- 読解文
- - -
子どもの声を聴く
お招きいただいた応接室に「泰山(たいざん)は土壌を譲らず」という書が飾られていました。「泰山のような立派な山が、どんな小さな土塊(つちくれ)をも受け入れて大きな山となったように、度量の広い人はどんな小さな意見をもよく取り入れて見識を高めていく」との意味だそうです。家臣が主君に、相手を差別せず能く話を聞く事の重要性を訴えた、歴史上の言葉でした。
話は少しそれますが、外来を受診する小さな子どもは、自分で症状を訴えることができません。ぐったりしている理由、泣き続けている理由は様々。だから小児科医は保護者からよく話を聞き、子どもの全身をくまなく見て原因を探り、話す事ができない子どもの声を拾います。
一方で、あざがある子や骨折した子が、ある程度の年齢でも決して理由を話してくれない事があります。子どもが一瞬こちらを見たその目が、すべてを物語っている事もありました。
代理ミュンハウゼン症候群は、保護者が、皆の視線を自分に向けてほしいために子どもを故意に病気にする児童虐待の一種です。その時は保護者の発言を鵜呑みにはできません。私たちは子どもを真正面から見てあげるしかないのです。
原因がわからず亡くなった子どもの死因を可能な限り検証して再発を防ぐ「子どもの死亡検証」は、子どもの声なき声を拾う究極の作業、辛いけれども大切な取り組みです。
子どもには生まれた時から権利があります。年齢によってその権利の発信の仕方は違いますが、どんな小さな声も、声なき声も、拾っていくことが子どもの権利擁護の第一歩だと思います。
- - -
- 取り組む課題
#1 読解文の「原因がわからず亡くなった子ど」から「利擁護の第一歩だと思います。」までを、最後の語句も含めてそのまま書き出してください。
#2 読解文では、代理ミュンハウゼン症候群はどのようなものだと説明されていますか。
ここに示すデータは、読解文の内容とは関係がありません。

- 利用可能なデータ
- - -
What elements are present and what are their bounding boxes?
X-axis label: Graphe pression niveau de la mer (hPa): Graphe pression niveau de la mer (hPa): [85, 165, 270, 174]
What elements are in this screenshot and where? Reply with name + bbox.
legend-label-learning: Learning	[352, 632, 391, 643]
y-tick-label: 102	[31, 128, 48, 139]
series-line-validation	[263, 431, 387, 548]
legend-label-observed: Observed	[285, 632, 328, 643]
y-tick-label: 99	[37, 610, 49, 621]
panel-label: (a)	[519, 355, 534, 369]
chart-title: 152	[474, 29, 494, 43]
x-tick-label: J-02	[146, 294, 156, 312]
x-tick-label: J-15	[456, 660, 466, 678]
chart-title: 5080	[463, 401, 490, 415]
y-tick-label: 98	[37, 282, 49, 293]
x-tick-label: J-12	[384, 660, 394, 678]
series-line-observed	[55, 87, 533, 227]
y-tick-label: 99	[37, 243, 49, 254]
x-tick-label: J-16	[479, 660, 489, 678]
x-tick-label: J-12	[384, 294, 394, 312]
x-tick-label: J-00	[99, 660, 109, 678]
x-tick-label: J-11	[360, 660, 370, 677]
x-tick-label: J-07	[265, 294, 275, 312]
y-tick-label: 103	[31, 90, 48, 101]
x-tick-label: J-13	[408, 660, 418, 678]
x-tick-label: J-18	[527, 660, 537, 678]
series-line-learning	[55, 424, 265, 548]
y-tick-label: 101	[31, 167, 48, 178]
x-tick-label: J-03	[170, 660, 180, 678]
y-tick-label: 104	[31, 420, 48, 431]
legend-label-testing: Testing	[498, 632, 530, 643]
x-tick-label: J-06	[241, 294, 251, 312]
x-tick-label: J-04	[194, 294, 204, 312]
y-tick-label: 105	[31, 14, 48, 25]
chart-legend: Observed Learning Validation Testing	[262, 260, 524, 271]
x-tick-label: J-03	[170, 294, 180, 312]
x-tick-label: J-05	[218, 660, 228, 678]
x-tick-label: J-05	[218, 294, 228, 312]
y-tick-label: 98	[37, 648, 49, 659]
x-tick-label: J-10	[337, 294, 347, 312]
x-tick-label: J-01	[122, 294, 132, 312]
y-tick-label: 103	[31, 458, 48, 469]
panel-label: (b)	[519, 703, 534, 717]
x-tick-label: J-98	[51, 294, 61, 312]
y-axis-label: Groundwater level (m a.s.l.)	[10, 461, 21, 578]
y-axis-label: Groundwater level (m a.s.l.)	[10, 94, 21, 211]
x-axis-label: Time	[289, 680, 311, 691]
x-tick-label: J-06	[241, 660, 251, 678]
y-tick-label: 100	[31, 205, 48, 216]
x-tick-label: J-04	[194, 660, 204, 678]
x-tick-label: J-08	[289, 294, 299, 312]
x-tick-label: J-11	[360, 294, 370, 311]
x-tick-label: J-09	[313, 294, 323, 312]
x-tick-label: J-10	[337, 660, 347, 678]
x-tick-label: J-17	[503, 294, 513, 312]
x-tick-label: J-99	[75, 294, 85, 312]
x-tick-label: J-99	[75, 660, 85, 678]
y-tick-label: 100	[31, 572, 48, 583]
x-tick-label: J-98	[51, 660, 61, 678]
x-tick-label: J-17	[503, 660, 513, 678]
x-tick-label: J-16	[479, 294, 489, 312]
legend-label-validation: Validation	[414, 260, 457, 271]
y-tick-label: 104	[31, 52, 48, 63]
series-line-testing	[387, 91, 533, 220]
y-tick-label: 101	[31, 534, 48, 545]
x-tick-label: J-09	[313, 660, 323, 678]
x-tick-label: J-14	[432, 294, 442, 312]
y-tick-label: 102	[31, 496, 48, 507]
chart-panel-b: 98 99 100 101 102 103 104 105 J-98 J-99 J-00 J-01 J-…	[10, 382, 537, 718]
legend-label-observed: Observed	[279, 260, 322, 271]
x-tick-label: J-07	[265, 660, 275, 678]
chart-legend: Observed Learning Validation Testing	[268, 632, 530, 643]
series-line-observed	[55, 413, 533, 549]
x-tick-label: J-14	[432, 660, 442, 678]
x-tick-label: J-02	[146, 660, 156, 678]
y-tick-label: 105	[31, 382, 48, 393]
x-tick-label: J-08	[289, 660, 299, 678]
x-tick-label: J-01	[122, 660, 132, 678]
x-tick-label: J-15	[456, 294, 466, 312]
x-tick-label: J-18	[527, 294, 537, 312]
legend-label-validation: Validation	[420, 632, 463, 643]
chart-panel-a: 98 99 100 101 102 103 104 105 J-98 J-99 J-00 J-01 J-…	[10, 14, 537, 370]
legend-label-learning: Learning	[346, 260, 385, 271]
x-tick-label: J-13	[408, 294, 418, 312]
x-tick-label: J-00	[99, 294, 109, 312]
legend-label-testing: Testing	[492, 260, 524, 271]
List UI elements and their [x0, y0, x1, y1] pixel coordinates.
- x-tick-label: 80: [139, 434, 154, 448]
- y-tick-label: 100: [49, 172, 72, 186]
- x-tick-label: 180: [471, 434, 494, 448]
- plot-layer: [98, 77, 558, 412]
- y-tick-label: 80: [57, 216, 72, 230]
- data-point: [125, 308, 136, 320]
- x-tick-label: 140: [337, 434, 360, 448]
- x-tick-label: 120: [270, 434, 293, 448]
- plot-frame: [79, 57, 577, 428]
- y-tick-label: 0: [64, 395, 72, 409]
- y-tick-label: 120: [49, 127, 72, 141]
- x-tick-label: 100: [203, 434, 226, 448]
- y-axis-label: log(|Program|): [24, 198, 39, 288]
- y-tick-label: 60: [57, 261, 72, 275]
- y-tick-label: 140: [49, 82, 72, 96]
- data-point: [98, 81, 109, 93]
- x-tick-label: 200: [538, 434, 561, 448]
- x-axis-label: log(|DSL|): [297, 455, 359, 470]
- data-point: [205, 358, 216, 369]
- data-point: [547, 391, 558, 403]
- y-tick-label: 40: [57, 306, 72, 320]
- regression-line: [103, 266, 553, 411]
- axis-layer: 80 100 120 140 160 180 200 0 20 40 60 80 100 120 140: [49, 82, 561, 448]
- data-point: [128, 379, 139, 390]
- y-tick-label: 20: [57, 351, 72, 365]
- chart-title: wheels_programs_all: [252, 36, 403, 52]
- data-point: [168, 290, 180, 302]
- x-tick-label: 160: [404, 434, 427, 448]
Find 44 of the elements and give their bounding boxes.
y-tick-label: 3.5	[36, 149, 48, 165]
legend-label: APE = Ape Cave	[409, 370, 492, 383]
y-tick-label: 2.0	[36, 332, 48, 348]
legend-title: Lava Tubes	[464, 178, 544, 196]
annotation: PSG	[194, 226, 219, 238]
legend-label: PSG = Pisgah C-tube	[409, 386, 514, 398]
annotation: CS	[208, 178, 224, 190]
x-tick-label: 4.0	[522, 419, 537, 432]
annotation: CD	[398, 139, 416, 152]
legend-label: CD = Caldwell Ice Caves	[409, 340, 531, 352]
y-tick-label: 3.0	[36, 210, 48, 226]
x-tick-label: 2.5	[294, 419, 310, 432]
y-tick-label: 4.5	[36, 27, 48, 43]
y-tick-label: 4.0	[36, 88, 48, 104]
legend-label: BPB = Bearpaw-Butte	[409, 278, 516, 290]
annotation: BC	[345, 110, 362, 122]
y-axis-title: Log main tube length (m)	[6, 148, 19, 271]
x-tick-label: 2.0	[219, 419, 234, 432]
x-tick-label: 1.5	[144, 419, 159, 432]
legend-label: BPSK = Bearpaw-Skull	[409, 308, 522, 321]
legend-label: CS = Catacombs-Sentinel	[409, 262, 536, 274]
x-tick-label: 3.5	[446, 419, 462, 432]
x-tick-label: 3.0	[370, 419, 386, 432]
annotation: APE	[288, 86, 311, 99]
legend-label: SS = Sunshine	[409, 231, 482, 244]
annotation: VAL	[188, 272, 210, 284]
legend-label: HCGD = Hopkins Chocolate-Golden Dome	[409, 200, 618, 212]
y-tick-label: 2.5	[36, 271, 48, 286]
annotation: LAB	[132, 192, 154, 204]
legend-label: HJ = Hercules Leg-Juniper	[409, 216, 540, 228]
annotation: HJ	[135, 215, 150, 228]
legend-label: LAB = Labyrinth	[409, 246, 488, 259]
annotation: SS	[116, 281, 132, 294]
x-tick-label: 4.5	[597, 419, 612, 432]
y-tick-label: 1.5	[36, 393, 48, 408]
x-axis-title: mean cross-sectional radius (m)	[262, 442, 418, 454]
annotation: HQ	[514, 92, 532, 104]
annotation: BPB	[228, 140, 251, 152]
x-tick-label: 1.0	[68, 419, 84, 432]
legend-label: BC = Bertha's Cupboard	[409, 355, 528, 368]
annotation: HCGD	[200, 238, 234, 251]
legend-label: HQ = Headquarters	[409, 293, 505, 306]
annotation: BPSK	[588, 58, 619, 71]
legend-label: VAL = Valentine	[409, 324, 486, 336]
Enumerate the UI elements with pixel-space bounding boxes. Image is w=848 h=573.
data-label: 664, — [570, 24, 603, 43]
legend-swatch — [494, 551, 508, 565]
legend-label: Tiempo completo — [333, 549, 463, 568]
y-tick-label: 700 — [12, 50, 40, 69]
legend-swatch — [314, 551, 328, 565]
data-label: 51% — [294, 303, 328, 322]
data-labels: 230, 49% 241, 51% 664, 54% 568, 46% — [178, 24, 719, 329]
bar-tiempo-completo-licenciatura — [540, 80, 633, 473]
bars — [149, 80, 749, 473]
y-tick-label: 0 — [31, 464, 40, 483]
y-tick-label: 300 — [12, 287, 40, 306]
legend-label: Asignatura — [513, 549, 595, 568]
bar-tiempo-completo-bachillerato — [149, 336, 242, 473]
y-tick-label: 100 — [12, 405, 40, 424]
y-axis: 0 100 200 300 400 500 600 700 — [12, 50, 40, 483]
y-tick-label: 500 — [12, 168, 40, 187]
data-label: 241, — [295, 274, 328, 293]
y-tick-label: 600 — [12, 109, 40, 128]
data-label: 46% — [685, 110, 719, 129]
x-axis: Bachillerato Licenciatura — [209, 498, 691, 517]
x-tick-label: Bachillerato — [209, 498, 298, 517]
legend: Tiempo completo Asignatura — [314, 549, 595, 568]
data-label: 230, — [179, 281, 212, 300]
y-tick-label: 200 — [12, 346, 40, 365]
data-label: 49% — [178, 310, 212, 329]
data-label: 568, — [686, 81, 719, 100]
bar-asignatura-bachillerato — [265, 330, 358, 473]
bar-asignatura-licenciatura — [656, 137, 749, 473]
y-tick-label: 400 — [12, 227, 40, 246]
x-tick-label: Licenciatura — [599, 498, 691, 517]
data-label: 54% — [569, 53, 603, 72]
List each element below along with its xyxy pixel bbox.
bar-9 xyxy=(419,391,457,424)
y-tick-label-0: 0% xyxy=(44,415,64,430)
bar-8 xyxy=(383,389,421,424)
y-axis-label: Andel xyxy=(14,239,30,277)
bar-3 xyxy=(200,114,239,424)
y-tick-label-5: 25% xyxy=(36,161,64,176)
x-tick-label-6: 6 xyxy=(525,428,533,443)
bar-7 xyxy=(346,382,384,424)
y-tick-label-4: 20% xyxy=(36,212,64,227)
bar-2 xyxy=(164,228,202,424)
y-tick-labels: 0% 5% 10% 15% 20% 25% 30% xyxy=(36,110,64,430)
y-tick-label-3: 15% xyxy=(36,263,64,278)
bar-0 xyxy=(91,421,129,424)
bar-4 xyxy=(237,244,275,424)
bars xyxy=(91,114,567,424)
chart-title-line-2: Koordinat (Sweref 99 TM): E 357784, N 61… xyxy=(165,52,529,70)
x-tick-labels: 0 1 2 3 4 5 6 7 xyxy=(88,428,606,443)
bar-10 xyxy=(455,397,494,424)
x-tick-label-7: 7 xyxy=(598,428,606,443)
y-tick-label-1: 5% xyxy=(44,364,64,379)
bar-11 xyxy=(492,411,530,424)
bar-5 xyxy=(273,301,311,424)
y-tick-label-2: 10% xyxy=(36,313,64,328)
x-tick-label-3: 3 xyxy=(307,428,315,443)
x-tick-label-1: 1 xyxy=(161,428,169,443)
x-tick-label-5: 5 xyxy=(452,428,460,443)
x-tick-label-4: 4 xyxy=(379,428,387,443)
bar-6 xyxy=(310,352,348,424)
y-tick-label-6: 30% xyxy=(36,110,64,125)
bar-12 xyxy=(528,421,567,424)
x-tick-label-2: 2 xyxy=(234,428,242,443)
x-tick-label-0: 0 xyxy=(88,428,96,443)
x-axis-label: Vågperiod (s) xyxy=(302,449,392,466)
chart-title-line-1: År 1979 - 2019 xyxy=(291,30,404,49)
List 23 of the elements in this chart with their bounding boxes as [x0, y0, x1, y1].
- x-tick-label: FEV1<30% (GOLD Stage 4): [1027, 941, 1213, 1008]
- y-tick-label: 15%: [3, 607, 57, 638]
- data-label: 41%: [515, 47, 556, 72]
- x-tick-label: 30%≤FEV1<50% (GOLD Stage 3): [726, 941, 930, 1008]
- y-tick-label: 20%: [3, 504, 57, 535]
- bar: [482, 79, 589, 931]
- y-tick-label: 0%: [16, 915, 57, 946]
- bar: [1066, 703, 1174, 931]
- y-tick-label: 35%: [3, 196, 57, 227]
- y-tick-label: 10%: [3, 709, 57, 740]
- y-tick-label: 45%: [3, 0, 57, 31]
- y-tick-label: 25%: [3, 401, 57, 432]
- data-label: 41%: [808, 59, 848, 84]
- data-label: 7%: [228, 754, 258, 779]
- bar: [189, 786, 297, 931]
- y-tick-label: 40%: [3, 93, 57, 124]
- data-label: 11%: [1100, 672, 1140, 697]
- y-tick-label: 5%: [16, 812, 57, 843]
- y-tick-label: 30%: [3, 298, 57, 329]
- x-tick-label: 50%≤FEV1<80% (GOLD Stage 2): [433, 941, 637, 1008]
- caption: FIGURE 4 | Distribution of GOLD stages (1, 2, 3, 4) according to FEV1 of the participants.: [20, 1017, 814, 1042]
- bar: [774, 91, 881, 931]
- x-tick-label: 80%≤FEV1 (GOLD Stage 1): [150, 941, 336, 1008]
- - -
- 回答一覧
#1
原因がわからず亡くなった子どもの死因を可能な限り検証して再発を防ぐ「子どもの死亡検証」は、子どもの声なき声を拾う究極の作業、辛いけれども大切な取り組みです。
子どもには生まれた時から権利があります。年齢によってその権利の発信の仕方は違いますが、どんな小さな声も、声なき声も、拾っていくことが子どもの権利擁護の第一歩だと思います。

#2 保護者が、皆の視線を自分に向けてほしいために子どもを故意に病気にする児童虐待の一種です。